## START Material to process

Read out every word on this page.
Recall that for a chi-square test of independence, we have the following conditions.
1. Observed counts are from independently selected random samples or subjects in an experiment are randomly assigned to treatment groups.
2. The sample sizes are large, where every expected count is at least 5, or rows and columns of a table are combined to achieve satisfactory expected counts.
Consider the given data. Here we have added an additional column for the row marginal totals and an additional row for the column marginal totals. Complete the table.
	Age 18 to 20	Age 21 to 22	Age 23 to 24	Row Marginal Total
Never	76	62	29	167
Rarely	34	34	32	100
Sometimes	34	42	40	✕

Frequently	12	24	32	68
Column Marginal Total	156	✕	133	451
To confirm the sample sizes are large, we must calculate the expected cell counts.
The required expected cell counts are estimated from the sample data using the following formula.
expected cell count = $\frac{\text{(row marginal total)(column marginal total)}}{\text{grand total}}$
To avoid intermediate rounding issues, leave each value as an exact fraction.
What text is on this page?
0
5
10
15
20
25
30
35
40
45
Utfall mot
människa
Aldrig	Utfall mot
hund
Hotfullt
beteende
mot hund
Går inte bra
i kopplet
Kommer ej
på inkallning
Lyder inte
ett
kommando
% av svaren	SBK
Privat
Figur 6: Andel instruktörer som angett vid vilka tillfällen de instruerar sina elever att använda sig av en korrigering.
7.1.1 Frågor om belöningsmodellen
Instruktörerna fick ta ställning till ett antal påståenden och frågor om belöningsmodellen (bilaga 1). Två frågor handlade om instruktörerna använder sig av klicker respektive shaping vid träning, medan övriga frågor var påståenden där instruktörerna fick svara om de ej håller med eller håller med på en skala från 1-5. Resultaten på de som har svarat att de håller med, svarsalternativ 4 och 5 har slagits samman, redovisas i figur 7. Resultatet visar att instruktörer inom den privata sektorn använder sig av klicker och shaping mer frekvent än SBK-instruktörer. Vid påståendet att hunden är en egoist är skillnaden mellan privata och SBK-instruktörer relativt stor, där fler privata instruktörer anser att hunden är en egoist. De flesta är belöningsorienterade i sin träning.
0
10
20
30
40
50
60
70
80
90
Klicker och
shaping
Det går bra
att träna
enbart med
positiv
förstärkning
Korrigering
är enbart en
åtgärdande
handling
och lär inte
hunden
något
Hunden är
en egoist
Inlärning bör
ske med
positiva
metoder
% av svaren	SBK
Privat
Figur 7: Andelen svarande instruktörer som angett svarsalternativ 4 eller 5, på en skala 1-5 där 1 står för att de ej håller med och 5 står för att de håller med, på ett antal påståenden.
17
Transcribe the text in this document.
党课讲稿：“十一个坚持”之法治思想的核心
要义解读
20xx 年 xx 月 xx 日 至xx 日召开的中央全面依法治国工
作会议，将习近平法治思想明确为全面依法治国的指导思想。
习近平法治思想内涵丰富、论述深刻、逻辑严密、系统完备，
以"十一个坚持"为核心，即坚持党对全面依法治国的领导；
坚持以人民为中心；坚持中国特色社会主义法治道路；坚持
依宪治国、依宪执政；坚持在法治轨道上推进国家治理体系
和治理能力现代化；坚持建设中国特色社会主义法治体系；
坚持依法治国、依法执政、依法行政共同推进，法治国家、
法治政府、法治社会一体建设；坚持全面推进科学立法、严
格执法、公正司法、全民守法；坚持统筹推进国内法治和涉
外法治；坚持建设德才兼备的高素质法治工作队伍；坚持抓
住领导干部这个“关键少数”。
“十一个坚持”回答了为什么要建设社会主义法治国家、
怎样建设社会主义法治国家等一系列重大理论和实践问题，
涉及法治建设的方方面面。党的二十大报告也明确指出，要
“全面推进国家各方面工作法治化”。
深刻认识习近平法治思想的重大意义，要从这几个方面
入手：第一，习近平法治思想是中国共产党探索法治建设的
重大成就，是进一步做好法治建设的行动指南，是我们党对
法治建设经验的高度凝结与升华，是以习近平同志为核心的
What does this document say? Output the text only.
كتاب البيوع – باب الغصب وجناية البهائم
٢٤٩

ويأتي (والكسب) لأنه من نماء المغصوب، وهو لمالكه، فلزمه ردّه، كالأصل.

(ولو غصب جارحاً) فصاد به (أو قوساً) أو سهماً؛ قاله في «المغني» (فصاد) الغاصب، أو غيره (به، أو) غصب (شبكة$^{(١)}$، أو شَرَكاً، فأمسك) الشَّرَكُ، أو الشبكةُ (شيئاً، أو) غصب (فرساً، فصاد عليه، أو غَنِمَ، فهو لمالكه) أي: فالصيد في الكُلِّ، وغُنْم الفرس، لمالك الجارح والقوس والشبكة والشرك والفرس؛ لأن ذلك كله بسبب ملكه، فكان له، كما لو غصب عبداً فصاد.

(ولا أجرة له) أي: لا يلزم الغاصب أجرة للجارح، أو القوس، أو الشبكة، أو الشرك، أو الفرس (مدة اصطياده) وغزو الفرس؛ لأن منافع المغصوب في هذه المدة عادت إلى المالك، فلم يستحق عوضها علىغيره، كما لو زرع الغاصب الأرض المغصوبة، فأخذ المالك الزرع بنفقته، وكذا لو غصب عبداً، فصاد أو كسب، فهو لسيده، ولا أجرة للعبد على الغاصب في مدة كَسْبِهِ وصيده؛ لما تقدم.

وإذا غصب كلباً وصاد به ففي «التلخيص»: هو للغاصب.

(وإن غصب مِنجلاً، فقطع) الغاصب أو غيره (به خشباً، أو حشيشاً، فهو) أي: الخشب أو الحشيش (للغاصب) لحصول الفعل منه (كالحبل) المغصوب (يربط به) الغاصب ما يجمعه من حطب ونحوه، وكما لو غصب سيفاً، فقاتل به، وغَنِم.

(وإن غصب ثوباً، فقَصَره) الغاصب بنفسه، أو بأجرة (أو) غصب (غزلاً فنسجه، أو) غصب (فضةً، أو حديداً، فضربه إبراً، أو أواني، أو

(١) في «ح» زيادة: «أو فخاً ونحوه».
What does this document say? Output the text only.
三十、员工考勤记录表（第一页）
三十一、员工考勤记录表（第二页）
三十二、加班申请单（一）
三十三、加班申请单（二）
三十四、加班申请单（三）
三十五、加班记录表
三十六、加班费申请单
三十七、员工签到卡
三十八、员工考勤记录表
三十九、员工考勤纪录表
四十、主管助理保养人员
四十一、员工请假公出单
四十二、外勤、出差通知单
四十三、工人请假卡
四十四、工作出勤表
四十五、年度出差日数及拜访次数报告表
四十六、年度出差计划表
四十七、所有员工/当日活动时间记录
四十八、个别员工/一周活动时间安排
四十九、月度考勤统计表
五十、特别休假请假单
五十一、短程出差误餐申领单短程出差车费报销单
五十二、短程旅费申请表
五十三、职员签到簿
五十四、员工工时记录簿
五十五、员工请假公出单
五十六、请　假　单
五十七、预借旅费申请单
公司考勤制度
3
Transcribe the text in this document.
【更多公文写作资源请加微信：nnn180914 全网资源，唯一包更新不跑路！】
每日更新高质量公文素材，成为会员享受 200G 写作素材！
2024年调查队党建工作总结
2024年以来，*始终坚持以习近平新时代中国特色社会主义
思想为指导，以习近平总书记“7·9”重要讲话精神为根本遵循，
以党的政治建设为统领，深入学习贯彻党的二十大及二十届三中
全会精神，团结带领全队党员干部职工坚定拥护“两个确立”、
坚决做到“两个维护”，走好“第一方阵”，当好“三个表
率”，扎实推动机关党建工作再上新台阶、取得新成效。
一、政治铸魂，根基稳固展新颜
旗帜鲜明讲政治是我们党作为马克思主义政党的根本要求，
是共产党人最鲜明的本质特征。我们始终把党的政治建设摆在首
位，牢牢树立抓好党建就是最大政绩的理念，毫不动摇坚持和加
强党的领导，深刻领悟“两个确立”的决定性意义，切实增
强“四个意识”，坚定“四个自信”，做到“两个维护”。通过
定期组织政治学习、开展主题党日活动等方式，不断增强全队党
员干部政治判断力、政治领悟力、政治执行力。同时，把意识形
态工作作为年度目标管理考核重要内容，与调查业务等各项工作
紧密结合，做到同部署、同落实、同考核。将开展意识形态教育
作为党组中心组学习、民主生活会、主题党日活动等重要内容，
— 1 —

## END Material to process

> [Aim]: Filter the listing above for the string "angett" and copy every matching line.

> [Right answer]:
Figur 6: Andel instruktörer som angett vid vilka tillfällen de instruerar sina elever att använda sig av en korrigering.
Figur 7: Andelen svarande instruktörer som angett svarsalternativ 4 eller 5, på en skala 1-5 där 1 står för att de ej håller med och 5 står för att de håller med, på ett antal påståenden.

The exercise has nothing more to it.